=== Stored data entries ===

Start

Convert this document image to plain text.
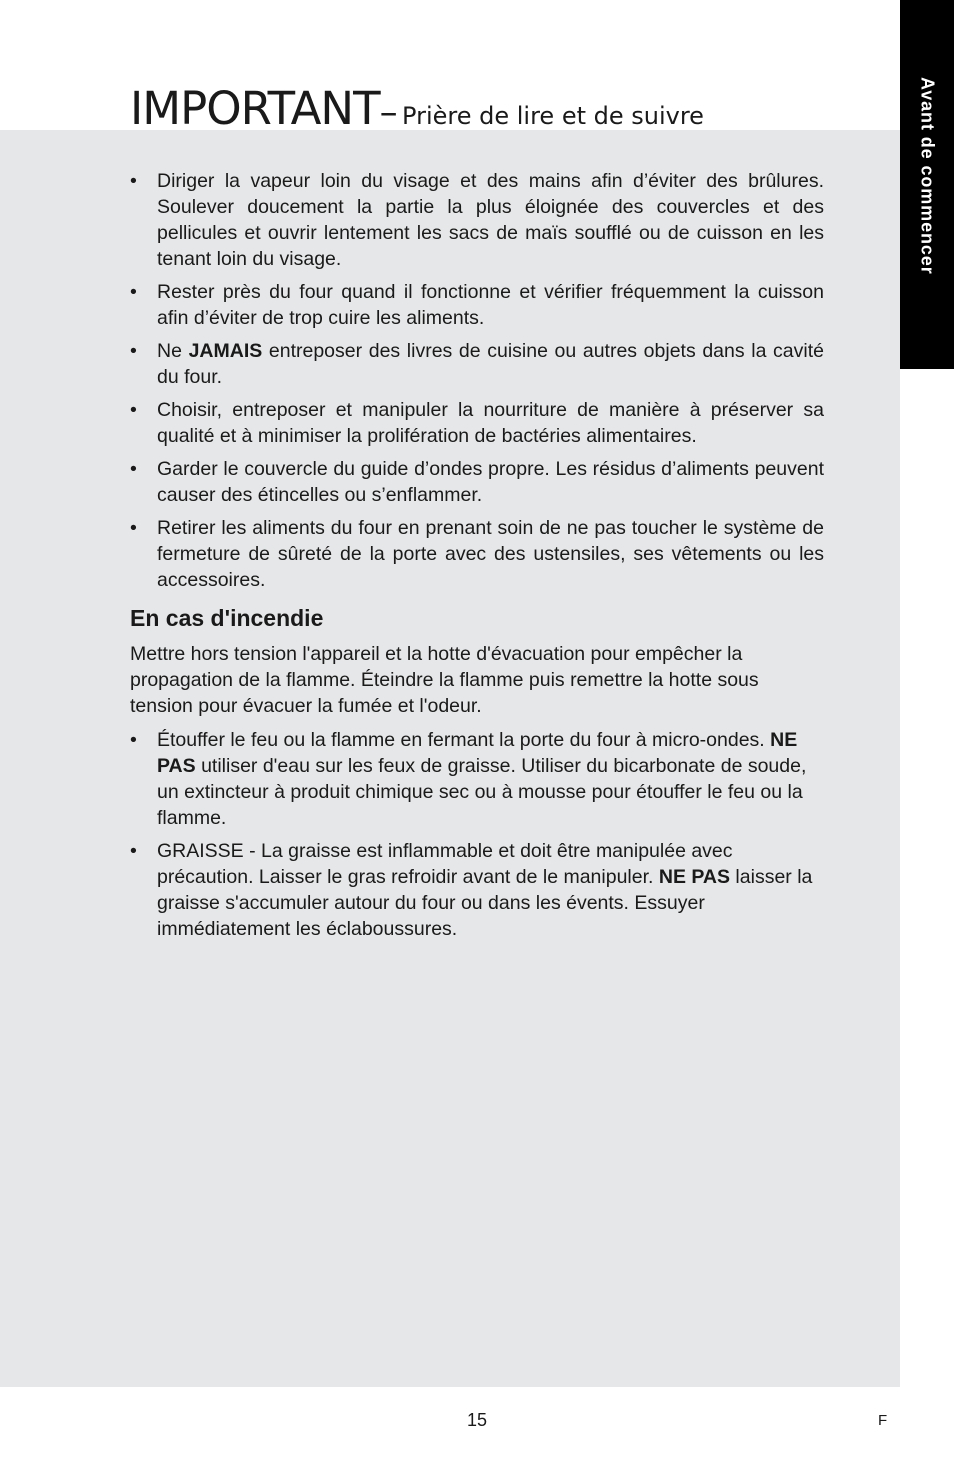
Avant de commencer
IMPORTANT– Prière de lire et de suivre
• Diriger la vapeur loin du visage et des mains afin d’éviter des brûlures. Soulever doucement la partie la plus éloignée des couvercles et des pellicules et ouvrir lentement les sacs de maïs soufflé ou de cuisson en les tenant loin du visage.
• Rester près du four quand il fonctionne et vérifier fréquemment la cuisson afin d’éviter de trop cuire les aliments.
• Ne JAMAIS entreposer des livres de cuisine ou autres objets dans la cavité du four.
• Choisir, entreposer et manipuler la nourriture de manière à préserver sa qualité et à minimiser la prolifération de bactéries alimentaires.
• Garder le couvercle du guide d’ondes propre. Les résidus d’aliments peuvent causer des étincelles ou s’enflammer.
• Retirer les aliments du four en prenant soin de ne pas toucher le système de fermeture de sûreté de la porte avec des ustensiles, ses vêtements ou les accessoires.
En cas d'incendie

Mettre hors tension l'appareil et la hotte d'évacuation pour empêcher la propagation de la flamme. Éteindre la flamme puis remettre la hotte sous tension pour évacuer la fumée et l'odeur.

• Étouffer le feu ou la flamme en fermant la porte du four à micro-ondes. NE PAS utiliser d'eau sur les feux de graisse. Utiliser du bicarbonate de soude, un extincteur à produit chimique sec ou à mousse pour étouffer le feu ou la flamme.
• GRAISSE - La graisse est inflammable et doit être manipulée avec précaution. Laisser le gras refroidir avant de le manipuler. NE PAS laisser la graisse s'accumuler autour du four ou dans les évents. Essuyer immédiatement les éclaboussures.
15	F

End

=== Task ===
Search the entries for the word "entreposer" and gather every line where it appears.

=== Answer to this problem ===
• Ne JAMAIS entreposer des livres de cuisine ou autres objets dans la cavité du four.
• Choisir, entreposer et manipuler la nourriture de manière à préserver sa qualité et à minimiser la prolifération de bactéries alimentaires.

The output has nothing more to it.